::: PROVIDED INFORMATION
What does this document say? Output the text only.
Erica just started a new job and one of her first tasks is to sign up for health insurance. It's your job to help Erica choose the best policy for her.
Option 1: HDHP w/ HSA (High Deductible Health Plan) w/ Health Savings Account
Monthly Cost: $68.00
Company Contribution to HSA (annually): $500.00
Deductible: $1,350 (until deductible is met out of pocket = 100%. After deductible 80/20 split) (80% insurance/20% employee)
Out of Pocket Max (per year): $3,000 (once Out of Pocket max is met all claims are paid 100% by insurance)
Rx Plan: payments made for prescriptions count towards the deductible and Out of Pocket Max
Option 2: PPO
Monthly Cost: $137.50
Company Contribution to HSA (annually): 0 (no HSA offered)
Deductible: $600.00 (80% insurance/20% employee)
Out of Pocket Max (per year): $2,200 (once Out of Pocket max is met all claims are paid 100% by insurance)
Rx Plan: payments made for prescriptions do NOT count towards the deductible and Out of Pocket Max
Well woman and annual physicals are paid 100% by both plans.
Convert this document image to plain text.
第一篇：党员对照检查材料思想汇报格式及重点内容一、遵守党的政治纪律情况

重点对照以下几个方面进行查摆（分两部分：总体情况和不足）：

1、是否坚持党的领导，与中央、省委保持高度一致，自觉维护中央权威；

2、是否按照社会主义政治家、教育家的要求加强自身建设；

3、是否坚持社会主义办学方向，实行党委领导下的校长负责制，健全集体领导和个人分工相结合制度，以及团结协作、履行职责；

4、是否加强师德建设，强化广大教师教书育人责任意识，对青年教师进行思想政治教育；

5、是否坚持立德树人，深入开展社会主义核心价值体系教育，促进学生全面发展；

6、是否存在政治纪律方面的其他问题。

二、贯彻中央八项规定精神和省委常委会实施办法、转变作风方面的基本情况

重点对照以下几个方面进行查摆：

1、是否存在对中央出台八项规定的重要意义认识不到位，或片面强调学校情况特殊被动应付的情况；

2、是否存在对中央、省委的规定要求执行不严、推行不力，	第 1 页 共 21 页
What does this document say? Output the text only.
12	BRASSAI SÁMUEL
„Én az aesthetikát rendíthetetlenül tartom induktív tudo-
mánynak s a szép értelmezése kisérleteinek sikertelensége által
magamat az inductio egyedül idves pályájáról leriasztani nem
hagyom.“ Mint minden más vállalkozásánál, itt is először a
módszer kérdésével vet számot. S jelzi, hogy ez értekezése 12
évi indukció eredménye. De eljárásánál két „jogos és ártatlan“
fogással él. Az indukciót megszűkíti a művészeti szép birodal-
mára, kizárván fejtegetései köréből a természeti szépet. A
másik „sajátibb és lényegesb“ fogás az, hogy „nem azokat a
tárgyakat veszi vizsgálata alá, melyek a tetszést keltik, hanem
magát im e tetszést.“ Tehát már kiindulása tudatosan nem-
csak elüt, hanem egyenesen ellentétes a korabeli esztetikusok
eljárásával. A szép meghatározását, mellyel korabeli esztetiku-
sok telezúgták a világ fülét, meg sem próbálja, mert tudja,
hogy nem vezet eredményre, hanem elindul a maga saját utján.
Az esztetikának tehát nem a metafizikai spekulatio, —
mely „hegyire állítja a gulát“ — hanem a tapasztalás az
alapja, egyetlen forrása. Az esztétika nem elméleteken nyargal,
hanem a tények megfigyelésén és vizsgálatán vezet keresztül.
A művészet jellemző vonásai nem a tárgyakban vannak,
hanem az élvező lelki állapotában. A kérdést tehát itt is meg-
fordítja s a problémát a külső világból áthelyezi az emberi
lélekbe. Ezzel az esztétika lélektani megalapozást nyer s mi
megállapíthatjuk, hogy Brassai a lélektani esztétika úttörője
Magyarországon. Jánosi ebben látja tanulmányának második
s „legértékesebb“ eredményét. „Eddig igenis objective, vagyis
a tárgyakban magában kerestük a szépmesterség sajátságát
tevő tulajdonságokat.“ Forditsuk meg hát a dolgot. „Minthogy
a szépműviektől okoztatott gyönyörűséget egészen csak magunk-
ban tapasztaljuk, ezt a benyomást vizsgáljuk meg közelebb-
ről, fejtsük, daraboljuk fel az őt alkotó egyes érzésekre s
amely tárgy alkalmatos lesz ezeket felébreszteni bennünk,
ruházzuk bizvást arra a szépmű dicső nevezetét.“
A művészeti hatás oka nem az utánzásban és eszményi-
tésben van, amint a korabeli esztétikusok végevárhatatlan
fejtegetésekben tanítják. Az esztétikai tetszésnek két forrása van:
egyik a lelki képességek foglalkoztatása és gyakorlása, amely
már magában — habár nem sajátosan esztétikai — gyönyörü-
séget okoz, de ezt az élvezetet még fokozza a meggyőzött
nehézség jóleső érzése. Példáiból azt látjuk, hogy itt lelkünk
::::::
**WHAT YOU NEED TO DO**
Gather each line of the records holding the string "csak".

**ANSWER FOR THE TASK**
csak elüt, hanem egyenesen ellentétes a korabeli esztetikusok
a szépműviektől okoztatott gyönyörűséget egészen csak magunk-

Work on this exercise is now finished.